Find each line with the string "ventas" and copy it.

start DATASET EXCERPTS

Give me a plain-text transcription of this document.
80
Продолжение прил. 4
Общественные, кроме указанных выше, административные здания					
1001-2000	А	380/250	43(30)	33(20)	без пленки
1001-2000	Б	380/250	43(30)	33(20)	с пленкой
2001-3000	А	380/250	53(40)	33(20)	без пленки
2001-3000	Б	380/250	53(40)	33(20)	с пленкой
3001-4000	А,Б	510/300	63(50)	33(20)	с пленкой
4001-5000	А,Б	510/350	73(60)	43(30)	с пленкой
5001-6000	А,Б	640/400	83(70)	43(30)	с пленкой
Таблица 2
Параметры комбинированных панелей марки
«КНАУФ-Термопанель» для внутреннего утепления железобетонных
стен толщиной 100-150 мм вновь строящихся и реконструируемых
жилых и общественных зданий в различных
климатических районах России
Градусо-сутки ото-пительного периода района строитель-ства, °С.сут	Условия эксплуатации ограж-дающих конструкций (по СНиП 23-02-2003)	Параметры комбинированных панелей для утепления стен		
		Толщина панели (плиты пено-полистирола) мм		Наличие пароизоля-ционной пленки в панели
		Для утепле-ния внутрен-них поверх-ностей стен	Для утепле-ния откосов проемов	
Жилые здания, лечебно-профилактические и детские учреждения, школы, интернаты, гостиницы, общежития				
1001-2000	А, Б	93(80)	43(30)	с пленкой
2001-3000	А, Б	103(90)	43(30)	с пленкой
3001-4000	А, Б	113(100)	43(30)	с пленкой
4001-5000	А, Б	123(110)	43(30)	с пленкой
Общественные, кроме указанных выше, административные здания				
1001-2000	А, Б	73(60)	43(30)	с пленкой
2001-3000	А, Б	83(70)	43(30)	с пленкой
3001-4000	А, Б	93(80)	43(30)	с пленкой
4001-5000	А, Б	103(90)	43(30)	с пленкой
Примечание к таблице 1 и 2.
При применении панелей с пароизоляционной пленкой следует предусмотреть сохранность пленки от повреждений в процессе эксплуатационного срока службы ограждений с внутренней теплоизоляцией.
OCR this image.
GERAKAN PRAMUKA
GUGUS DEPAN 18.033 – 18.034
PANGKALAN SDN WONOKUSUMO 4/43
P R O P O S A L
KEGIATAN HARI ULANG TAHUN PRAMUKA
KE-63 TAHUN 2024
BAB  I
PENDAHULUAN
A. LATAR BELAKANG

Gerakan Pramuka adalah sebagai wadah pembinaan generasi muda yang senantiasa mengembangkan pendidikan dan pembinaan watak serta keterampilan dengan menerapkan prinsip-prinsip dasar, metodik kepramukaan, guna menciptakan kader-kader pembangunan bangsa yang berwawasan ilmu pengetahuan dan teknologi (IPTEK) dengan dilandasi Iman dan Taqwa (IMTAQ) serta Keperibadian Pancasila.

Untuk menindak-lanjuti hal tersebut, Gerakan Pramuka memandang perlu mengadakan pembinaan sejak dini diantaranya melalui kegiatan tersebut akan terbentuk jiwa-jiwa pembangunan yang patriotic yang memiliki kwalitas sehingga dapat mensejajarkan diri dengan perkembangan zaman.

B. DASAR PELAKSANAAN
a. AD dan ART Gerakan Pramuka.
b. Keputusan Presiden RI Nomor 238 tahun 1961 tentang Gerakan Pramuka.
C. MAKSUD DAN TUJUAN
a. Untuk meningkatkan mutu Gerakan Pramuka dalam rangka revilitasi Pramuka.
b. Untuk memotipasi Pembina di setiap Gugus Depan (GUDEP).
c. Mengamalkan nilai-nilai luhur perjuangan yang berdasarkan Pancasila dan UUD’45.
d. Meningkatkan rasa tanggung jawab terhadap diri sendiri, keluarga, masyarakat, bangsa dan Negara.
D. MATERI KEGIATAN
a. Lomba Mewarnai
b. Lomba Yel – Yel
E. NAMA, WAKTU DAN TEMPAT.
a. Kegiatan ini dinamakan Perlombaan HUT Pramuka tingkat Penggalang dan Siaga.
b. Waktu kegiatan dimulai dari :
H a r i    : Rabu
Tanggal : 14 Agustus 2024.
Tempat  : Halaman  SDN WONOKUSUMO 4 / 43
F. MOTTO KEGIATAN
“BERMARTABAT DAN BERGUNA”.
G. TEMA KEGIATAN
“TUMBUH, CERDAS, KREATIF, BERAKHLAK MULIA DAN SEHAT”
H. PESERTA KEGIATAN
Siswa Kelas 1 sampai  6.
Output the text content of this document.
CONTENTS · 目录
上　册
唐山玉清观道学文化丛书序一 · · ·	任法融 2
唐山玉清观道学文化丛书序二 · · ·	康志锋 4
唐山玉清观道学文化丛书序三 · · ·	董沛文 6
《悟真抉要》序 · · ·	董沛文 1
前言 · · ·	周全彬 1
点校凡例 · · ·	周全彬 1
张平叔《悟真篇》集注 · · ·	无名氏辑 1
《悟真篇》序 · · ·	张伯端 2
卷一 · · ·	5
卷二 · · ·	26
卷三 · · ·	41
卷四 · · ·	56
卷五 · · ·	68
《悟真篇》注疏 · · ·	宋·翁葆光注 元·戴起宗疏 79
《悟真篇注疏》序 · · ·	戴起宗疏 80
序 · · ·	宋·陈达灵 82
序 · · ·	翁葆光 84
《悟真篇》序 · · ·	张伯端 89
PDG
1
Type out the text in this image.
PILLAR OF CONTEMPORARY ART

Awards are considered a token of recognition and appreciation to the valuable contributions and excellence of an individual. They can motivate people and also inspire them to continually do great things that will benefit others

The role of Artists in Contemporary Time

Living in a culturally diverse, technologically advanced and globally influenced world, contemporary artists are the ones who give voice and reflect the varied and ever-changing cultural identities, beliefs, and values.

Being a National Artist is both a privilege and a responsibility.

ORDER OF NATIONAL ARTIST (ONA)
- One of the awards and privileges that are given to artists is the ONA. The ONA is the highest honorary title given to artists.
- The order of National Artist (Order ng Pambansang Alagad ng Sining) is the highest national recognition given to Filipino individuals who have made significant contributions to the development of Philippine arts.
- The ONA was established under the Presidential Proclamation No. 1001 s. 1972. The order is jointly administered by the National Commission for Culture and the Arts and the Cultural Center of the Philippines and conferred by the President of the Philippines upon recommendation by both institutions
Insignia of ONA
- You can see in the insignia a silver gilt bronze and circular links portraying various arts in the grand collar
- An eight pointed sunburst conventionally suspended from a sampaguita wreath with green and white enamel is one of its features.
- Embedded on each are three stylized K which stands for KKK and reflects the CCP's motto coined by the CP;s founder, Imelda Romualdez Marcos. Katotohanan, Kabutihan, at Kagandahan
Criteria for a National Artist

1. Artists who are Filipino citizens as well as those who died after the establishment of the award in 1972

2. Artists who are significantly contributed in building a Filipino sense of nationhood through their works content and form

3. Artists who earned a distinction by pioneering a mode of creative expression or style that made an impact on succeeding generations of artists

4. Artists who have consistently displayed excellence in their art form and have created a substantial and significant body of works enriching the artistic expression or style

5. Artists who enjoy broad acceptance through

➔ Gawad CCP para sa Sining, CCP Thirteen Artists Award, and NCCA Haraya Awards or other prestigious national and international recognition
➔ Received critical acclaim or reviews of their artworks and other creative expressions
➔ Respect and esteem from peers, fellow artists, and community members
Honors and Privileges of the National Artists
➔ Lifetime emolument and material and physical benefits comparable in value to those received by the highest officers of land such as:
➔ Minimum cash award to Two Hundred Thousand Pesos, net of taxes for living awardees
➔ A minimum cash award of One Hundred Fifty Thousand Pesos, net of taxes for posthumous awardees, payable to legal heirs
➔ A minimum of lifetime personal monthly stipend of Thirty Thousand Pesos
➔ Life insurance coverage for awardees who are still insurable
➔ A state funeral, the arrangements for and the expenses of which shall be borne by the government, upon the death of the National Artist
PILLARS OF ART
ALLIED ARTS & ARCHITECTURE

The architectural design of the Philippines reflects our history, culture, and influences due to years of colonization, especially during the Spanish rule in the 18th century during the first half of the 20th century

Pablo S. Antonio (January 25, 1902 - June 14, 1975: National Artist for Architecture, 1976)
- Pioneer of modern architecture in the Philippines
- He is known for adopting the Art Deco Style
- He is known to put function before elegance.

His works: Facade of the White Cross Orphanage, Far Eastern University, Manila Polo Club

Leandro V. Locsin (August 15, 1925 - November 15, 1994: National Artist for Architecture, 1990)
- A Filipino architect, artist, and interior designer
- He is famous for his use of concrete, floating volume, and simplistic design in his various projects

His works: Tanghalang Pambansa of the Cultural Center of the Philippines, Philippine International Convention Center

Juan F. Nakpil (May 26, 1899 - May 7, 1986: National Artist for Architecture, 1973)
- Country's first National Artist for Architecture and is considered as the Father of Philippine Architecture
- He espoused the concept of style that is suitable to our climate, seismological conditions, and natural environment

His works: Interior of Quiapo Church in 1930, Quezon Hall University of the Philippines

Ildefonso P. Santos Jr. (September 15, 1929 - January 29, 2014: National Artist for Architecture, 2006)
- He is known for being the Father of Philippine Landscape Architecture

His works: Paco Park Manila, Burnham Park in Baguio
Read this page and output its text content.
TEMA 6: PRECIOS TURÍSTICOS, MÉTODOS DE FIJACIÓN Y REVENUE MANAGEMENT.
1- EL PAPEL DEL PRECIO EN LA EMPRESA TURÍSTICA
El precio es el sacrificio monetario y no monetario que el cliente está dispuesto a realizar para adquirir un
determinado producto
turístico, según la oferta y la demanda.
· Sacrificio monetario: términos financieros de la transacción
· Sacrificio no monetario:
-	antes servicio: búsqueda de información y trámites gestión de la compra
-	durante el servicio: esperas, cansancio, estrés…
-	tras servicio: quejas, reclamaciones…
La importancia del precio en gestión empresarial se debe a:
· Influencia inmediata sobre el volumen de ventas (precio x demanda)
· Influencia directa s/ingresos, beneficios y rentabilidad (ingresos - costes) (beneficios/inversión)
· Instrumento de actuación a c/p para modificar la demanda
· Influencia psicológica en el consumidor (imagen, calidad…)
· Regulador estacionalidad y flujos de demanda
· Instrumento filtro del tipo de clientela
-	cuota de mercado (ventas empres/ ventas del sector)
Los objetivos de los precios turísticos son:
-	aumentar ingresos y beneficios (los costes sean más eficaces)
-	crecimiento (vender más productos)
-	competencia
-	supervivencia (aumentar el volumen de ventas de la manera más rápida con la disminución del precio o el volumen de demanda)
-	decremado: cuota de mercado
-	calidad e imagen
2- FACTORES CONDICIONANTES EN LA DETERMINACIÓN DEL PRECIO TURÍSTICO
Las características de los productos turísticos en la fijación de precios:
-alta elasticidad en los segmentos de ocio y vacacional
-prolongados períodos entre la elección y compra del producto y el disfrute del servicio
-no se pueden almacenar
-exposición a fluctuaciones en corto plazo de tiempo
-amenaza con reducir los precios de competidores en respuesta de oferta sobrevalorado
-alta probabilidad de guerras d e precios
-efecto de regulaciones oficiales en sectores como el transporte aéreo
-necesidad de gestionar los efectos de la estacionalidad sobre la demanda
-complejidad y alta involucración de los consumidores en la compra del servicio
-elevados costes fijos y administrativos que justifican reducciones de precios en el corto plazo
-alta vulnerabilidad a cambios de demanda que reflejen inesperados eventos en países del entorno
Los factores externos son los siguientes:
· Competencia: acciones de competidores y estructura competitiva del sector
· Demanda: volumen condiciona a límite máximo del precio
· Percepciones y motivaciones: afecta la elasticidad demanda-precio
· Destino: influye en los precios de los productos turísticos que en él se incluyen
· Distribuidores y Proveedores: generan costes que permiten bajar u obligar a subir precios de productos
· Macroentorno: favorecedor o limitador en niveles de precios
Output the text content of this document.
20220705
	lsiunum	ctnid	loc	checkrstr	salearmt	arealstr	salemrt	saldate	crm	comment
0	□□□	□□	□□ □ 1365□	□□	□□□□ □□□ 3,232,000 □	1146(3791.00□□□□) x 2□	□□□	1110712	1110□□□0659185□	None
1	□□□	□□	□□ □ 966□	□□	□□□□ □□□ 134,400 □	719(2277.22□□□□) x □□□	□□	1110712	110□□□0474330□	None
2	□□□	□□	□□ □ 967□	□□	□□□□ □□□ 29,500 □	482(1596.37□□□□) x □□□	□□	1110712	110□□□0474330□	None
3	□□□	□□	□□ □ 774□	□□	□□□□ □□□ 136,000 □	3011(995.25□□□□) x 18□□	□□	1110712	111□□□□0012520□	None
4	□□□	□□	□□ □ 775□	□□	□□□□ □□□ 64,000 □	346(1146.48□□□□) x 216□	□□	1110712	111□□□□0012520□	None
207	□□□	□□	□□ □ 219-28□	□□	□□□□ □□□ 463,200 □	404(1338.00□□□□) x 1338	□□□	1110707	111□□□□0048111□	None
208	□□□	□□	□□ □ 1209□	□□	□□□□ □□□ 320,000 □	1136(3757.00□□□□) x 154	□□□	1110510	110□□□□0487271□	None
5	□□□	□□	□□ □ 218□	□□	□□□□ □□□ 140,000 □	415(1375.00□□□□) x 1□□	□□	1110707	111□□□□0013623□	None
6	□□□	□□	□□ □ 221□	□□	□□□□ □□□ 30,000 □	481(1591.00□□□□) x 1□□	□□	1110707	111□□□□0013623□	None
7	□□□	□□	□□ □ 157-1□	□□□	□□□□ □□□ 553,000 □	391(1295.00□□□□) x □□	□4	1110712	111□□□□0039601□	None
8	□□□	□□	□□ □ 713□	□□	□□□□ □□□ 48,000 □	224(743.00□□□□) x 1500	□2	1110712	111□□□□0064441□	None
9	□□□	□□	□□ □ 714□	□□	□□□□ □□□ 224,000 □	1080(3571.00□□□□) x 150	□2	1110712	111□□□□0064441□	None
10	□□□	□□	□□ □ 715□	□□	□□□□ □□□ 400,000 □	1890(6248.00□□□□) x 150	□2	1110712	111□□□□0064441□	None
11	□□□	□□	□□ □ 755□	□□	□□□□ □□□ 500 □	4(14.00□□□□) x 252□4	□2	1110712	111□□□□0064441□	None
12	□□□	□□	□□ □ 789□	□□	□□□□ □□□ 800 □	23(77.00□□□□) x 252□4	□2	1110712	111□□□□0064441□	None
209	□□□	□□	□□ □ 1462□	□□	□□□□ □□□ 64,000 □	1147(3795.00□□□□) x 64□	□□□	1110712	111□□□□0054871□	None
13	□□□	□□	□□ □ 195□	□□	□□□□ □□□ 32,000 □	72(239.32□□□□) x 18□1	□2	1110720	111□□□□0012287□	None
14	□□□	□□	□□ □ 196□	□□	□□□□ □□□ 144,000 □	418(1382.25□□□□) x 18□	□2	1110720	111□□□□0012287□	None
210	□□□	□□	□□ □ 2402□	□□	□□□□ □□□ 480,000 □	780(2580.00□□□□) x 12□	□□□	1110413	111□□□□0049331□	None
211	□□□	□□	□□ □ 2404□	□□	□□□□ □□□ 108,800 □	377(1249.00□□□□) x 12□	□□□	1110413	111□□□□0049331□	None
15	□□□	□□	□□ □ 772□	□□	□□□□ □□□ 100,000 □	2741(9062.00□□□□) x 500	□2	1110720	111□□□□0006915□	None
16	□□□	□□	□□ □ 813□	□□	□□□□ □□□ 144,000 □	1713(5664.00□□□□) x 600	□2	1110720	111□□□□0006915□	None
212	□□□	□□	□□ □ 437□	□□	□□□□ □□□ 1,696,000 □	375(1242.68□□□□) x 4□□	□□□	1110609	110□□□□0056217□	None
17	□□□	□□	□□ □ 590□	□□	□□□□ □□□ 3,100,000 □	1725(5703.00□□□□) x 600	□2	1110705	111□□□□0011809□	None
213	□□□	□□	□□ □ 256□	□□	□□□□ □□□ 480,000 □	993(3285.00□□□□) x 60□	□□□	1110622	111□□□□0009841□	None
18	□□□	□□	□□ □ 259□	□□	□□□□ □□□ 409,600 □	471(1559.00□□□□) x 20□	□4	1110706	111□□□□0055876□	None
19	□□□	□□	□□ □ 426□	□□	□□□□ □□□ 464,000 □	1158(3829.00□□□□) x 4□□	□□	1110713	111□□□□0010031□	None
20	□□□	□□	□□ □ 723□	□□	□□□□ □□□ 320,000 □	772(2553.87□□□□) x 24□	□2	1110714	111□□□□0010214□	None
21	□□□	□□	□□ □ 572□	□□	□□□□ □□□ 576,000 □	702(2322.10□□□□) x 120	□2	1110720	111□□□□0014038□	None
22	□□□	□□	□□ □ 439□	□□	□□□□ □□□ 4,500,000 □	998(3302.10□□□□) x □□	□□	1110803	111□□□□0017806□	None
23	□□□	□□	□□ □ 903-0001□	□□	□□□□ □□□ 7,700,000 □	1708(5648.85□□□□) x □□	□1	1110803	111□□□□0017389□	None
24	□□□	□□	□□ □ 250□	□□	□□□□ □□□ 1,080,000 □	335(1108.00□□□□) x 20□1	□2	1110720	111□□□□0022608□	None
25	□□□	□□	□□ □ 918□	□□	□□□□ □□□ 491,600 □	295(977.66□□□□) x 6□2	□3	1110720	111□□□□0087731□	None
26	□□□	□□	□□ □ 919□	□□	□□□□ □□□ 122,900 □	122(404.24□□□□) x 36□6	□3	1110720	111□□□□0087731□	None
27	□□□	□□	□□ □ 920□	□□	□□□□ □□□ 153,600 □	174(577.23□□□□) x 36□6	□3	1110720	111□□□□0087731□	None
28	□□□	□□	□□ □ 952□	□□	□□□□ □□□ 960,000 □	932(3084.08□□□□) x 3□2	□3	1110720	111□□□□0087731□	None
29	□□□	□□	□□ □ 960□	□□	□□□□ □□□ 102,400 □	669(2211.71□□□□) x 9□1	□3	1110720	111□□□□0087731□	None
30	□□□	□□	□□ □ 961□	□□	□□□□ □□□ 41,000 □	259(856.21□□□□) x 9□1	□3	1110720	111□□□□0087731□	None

end DATASET EXCERPTS

EXERCISE RESPONSE:
· Influencia inmediata sobre el volumen de ventas (precio x demanda)
-	cuota de mercado (ventas empres/ ventas del sector)
-	supervivencia (aumentar el volumen de ventas de la manera más rápida con la disminución del precio o el volumen de demanda)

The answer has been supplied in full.